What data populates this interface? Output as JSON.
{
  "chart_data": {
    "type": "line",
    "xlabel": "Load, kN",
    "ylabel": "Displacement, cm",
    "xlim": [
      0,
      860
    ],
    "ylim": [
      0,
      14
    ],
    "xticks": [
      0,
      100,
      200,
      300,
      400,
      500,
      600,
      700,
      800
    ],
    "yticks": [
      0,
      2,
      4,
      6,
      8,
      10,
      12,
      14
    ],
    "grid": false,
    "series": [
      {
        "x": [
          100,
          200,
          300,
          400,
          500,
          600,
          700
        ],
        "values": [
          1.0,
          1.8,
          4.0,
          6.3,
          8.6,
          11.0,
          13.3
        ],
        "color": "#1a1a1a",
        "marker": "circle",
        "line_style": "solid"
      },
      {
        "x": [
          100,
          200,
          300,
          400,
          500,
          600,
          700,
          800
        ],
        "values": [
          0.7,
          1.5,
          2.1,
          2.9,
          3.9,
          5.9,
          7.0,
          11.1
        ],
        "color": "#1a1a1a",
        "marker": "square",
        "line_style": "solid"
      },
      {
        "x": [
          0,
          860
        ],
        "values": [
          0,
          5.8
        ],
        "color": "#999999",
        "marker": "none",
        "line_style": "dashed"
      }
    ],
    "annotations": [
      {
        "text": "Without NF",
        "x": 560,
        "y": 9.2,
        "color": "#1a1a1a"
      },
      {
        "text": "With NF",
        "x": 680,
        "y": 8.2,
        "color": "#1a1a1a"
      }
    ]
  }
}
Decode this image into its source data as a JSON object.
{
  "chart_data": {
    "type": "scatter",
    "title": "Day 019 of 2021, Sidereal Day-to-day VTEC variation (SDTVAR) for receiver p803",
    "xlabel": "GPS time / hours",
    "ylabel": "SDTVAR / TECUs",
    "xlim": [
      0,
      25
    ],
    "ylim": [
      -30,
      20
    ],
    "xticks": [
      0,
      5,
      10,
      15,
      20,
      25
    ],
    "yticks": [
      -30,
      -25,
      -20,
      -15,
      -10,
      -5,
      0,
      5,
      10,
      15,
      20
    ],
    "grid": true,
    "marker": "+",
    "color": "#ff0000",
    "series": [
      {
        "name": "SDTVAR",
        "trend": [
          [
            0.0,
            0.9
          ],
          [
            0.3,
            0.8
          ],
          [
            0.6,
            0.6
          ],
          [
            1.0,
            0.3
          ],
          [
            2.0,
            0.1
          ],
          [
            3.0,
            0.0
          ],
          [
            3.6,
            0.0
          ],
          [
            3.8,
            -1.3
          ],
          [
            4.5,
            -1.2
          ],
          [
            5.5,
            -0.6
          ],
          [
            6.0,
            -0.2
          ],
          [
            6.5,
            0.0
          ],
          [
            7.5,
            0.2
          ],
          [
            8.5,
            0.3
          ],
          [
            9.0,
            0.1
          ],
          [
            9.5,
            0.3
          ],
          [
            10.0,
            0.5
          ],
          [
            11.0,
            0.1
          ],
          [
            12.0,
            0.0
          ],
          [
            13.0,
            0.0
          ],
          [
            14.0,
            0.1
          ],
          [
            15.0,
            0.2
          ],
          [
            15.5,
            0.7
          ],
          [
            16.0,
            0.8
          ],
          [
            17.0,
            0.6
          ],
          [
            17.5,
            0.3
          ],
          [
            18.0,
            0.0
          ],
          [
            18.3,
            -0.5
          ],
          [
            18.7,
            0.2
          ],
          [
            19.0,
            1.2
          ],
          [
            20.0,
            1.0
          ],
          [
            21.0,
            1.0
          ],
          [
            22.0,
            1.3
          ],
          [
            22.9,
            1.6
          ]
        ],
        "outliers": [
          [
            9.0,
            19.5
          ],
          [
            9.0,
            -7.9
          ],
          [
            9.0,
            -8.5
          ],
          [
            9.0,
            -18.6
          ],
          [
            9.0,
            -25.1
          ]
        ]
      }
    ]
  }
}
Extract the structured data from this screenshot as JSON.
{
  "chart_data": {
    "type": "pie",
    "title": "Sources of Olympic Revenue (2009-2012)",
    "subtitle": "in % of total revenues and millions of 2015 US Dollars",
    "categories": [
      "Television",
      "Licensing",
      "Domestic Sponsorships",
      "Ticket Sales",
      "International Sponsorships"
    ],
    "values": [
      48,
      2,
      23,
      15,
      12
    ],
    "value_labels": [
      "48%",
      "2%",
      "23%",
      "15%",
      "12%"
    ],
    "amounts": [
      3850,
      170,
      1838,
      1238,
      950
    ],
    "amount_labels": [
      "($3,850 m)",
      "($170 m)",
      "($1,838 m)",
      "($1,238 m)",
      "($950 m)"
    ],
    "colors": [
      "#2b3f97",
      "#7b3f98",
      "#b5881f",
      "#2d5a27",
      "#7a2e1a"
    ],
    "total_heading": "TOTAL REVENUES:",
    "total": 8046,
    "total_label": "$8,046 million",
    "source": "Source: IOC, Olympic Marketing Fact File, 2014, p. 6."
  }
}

## Aim of the exercise
Give every line of the material again, exactly as it reads.

## Full solution
What data populates this interface? Output as JSON.
{
  "chart_data": {
    "type": "line",
    "xlabel": "Load, kN",
    "ylabel": "Displacement, cm",
    "xlim": [
      0,
      860
    ],
    "ylim": [
      0,
      14
    ],
    "xticks": [
      0,
      100,
      200,
      300,
      400,
      500,
      600,
      700,
      800
    ],
    "yticks": [
      0,
      2,
      4,
      6,
      8,
      10,
      12,
      14
    ],
    "grid": false,
    "series": [
      {
        "x": [
          100,
          200,
          300,
          400,
          500,
          600,
          700
        ],
        "values": [
          1.0,
          1.8,
          4.0,
          6.3,
          8.6,
          11.0,
          13.3
        ],
        "color": "#1a1a1a",
        "marker": "circle",
        "line_style": "solid"
      },
      {
        "x": [
          100,
          200,
          300,
          400,
          500,
          600,
          700,
          800
        ],
        "values": [
          0.7,
          1.5,
          2.1,
          2.9,
          3.9,
          5.9,
          7.0,
          11.1
        ],
        "color": "#1a1a1a",
        "marker": "square",
        "line_style": "solid"
      },
      {
        "x": [
          0,
          860
        ],
        "values": [
          0,
          5.8
        ],
        "color": "#999999",
        "marker": "none",
        "line_style": "dashed"
      }
    ],
    "annotations": [
      {
        "text": "Without NF",
        "x": 560,
        "y": 9.2,
        "color": "#1a1a1a"
      },
      {
        "text": "With NF",
        "x": 680,
        "y": 8.2,
        "color": "#1a1a1a"
      }
    ]
  }
}
Decode this image into its source data as a JSON object.
{
  "chart_data": {
    "type": "scatter",
    "title": "Day 019 of 2021, Sidereal Day-to-day VTEC variation (SDTVAR) for receiver p803",
    "xlabel": "GPS time / hours",
    "ylabel": "SDTVAR / TECUs",
    "xlim": [
      0,
      25
    ],
    "ylim": [
      -30,
      20
    ],
    "xticks": [
      0,
      5,
      10,
      15,
      20,
      25
    ],
    "yticks": [
      -30,
      -25,
      -20,
      -15,
      -10,
      -5,
      0,
      5,
      10,
      15,
      20
    ],
    "grid": true,
    "marker": "+",
    "color": "#ff0000",
    "series": [
      {
        "name": "SDTVAR",
        "trend": [
          [
            0.0,
            0.9
          ],
          [
            0.3,
            0.8
          ],
          [
            0.6,
            0.6
          ],
          [
            1.0,
            0.3
          ],
          [
            2.0,
            0.1
          ],
          [
            3.0,
            0.0
          ],
          [
            3.6,
            0.0
          ],
          [
            3.8,
            -1.3
          ],
          [
            4.5,
            -1.2
          ],
          [
            5.5,
            -0.6
          ],
          [
            6.0,
            -0.2
          ],
          [
            6.5,
            0.0
          ],
          [
            7.5,
            0.2
          ],
          [
            8.5,
            0.3
          ],
          [
            9.0,
            0.1
          ],
          [
            9.5,
            0.3
          ],
          [
            10.0,
            0.5
          ],
          [
            11.0,
            0.1
          ],
          [
            12.0,
            0.0
          ],
          [
            13.0,
            0.0
          ],
          [
            14.0,
            0.1
          ],
          [
            15.0,
            0.2
          ],
          [
            15.5,
            0.7
          ],
          [
            16.0,
            0.8
          ],
          [
            17.0,
            0.6
          ],
          [
            17.5,
            0.3
          ],
          [
            18.0,
            0.0
          ],
          [
            18.3,
            -0.5
          ],
          [
            18.7,
            0.2
          ],
          [
            19.0,
            1.2
          ],
          [
            20.0,
            1.0
          ],
          [
            21.0,
            1.0
          ],
          [
            22.0,
            1.3
          ],
          [
            22.9,
            1.6
          ]
        ],
        "outliers": [
          [
            9.0,
            19.5
          ],
          [
            9.0,
            -7.9
          ],
          [
            9.0,
            -8.5
          ],
          [
            9.0,
            -18.6
          ],
          [
            9.0,
            -25.1
          ]
        ]
      }
    ]
  }
}
Extract the structured data from this screenshot as JSON.
{
  "chart_data": {
    "type": "pie",
    "title": "Sources of Olympic Revenue (2009-2012)",
    "subtitle": "in % of total revenues and millions of 2015 US Dollars",
    "categories": [
      "Television",
      "Licensing",
      "Domestic Sponsorships",
      "Ticket Sales",
      "International Sponsorships"
    ],
    "values": [
      48,
      2,
      23,
      15,
      12
    ],
    "value_labels": [
      "48%",
      "2%",
      "23%",
      "15%",
      "12%"
    ],
    "amounts": [
      3850,
      170,
      1838,
      1238,
      950
    ],
    "amount_labels": [
      "($3,850 m)",
      "($170 m)",
      "($1,838 m)",
      "($1,238 m)",
      "($950 m)"
    ],
    "colors": [
      "#2b3f97",
      "#7b3f98",
      "#b5881f",
      "#2d5a27",
      "#7a2e1a"
    ],
    "total_heading": "TOTAL REVENUES:",
    "total": 8046,
    "total_label": "$8,046 million",
    "source": "Source: IOC, Olympic Marketing Fact File, 2014, p. 6."
  }
}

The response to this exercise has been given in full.